_INPUT ROWS_:

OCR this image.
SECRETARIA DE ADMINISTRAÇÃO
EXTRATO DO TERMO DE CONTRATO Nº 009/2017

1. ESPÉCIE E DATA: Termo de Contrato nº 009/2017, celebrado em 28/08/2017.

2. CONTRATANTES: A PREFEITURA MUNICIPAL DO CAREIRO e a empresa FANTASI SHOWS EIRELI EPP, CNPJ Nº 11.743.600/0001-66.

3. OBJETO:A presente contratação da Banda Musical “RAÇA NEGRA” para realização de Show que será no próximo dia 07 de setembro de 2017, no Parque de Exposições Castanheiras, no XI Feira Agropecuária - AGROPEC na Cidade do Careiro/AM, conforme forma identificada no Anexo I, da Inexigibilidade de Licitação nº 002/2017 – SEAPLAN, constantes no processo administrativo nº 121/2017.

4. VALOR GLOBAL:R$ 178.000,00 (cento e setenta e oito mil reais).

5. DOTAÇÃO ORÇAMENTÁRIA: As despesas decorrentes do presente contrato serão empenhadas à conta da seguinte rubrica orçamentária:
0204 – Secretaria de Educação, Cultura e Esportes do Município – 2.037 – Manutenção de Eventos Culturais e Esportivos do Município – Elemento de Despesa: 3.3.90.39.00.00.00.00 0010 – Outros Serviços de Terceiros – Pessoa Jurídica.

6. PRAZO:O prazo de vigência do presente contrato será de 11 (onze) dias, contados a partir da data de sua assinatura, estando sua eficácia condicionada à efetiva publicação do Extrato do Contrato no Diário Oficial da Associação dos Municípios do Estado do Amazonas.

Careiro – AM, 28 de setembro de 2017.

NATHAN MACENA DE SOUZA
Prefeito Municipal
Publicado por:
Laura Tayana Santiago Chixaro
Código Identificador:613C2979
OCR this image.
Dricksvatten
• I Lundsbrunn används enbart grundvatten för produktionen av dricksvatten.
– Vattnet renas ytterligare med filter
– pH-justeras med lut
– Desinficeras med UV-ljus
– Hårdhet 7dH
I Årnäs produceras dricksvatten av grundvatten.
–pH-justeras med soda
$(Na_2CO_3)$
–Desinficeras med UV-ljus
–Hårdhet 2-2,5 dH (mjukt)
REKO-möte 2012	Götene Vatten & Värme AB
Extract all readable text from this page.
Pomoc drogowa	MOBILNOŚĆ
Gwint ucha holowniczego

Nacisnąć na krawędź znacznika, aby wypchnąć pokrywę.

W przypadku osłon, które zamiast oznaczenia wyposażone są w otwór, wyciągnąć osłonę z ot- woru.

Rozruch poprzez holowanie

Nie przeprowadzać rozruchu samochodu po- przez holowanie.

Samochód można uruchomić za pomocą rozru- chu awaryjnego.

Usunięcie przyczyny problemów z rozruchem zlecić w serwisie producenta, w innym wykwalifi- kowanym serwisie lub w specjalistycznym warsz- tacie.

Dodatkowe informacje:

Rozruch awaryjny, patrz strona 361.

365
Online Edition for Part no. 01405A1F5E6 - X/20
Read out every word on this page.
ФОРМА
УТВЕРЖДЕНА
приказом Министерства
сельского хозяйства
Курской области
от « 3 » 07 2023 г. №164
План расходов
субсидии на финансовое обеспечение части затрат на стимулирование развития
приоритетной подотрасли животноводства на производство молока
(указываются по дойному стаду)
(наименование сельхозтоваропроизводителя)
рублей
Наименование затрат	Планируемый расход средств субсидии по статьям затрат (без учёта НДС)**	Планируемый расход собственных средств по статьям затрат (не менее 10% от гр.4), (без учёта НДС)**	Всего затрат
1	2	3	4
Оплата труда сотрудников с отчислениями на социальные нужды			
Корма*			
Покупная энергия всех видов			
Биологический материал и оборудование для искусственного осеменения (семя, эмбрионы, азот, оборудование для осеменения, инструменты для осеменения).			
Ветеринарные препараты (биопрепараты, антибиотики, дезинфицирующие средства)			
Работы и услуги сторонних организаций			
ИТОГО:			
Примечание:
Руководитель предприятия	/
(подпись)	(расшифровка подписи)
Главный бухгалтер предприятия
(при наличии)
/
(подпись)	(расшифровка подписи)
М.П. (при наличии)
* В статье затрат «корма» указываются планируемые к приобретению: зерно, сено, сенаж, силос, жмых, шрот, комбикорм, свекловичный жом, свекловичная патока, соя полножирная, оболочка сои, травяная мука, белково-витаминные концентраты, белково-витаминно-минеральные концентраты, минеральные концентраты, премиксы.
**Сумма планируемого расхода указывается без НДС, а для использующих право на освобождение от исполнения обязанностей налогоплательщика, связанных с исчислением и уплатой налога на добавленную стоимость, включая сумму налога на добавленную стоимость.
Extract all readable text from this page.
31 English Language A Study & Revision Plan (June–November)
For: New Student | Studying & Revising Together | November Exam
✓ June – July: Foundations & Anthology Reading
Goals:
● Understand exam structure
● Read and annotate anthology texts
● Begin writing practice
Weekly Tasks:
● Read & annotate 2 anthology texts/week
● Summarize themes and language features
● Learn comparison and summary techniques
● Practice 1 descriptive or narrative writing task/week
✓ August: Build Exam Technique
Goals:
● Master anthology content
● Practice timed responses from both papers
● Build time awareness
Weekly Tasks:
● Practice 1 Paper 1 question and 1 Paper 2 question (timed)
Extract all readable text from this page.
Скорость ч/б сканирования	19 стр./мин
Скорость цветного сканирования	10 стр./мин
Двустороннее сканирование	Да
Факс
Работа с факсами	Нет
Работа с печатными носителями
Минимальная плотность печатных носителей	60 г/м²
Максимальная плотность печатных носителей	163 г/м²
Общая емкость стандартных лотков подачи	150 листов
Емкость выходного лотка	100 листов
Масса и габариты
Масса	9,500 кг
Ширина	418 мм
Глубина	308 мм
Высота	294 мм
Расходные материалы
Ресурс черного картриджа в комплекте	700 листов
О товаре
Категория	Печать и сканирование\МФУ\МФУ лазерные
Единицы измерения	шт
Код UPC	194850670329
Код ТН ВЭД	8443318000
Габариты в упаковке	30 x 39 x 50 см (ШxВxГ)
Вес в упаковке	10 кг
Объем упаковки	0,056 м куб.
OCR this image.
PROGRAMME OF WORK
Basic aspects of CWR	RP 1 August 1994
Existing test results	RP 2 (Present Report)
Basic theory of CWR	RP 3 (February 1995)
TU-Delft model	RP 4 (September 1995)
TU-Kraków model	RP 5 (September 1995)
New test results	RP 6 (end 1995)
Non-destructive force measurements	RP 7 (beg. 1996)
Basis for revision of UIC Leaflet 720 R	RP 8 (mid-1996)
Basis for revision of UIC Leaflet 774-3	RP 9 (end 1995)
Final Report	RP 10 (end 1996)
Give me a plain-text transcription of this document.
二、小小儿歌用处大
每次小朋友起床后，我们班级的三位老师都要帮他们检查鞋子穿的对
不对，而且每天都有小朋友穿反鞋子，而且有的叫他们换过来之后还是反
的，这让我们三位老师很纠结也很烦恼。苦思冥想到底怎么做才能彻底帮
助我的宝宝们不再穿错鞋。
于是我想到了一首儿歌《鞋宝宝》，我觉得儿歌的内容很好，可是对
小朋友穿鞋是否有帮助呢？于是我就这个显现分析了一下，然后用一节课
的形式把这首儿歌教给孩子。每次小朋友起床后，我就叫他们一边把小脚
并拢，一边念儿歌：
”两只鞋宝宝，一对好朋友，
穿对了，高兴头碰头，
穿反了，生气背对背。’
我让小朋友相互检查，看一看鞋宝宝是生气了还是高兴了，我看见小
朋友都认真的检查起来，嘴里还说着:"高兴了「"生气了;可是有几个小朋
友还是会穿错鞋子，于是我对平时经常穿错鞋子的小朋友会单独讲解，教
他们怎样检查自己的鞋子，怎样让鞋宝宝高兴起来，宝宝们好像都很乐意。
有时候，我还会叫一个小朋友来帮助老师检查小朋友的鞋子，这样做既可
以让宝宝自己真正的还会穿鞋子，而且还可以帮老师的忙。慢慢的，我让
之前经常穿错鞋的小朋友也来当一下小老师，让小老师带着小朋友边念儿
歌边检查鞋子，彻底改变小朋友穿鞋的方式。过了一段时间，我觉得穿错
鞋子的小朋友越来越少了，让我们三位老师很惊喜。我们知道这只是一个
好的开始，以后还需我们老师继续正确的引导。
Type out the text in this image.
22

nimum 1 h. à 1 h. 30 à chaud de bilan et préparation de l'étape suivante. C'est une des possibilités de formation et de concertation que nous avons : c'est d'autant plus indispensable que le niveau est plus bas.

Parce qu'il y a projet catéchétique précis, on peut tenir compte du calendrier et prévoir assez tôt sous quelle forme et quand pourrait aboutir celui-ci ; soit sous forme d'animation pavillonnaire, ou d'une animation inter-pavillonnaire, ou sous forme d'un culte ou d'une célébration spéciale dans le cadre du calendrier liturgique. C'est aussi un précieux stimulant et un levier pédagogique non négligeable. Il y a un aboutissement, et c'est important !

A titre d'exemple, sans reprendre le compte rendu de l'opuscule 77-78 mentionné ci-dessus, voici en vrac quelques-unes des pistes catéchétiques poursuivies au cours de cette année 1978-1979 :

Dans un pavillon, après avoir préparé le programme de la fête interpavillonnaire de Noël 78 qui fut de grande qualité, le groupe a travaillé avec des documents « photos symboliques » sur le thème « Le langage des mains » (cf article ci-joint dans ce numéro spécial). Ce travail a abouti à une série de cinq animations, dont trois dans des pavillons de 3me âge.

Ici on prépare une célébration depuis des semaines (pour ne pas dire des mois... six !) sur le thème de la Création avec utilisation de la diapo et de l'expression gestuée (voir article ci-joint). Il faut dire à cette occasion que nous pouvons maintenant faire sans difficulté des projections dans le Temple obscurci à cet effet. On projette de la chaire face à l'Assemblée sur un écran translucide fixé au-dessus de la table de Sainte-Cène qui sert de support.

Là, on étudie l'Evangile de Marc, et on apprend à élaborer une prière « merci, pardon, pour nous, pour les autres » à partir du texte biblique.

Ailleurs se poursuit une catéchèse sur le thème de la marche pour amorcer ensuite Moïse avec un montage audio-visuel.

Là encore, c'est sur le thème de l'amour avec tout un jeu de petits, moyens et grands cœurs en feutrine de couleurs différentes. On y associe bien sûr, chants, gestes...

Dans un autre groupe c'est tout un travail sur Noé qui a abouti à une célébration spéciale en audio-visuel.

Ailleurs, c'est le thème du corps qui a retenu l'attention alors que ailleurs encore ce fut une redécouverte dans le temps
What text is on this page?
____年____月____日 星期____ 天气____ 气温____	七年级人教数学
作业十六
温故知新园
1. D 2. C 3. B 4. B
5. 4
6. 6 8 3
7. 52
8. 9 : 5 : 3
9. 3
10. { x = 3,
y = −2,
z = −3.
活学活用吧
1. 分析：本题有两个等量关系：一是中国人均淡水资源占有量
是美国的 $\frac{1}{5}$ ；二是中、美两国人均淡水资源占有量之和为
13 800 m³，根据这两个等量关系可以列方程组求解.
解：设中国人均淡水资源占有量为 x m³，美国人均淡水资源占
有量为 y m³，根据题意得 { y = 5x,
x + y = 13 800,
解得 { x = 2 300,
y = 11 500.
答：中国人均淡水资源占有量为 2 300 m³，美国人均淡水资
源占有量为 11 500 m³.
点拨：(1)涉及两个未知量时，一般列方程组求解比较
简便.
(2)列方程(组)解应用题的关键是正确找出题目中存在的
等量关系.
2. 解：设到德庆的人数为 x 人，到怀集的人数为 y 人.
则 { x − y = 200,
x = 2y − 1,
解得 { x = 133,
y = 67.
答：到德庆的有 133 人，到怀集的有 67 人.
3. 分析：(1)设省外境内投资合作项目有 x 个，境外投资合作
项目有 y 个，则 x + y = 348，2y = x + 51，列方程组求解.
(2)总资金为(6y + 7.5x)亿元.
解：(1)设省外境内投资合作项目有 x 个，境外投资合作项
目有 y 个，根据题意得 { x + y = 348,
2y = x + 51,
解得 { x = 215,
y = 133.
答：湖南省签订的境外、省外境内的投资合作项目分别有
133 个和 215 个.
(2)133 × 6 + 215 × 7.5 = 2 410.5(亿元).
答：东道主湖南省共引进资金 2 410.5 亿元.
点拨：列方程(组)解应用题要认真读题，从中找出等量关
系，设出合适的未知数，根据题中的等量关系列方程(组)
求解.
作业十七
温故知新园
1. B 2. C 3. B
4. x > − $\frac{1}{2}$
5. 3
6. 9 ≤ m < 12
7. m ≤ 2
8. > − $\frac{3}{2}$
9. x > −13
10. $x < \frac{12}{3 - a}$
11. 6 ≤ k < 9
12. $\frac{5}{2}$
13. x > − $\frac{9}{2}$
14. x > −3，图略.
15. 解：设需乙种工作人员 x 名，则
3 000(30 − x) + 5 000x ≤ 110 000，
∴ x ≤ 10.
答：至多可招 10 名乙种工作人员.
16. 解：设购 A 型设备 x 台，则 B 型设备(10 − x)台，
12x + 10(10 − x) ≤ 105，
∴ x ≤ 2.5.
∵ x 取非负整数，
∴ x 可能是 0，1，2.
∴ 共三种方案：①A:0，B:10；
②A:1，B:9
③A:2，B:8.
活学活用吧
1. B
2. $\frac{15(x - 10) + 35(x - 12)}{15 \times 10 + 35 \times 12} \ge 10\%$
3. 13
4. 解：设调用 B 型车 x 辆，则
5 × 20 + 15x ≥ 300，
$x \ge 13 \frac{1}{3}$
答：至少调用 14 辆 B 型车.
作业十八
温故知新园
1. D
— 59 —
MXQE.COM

_TASK DIRECTIONS_:
Going through the data above, count the lines where the string "设省外境内投资合作项目有" appears, and answer with only that number.

_THE ANSWER_:
2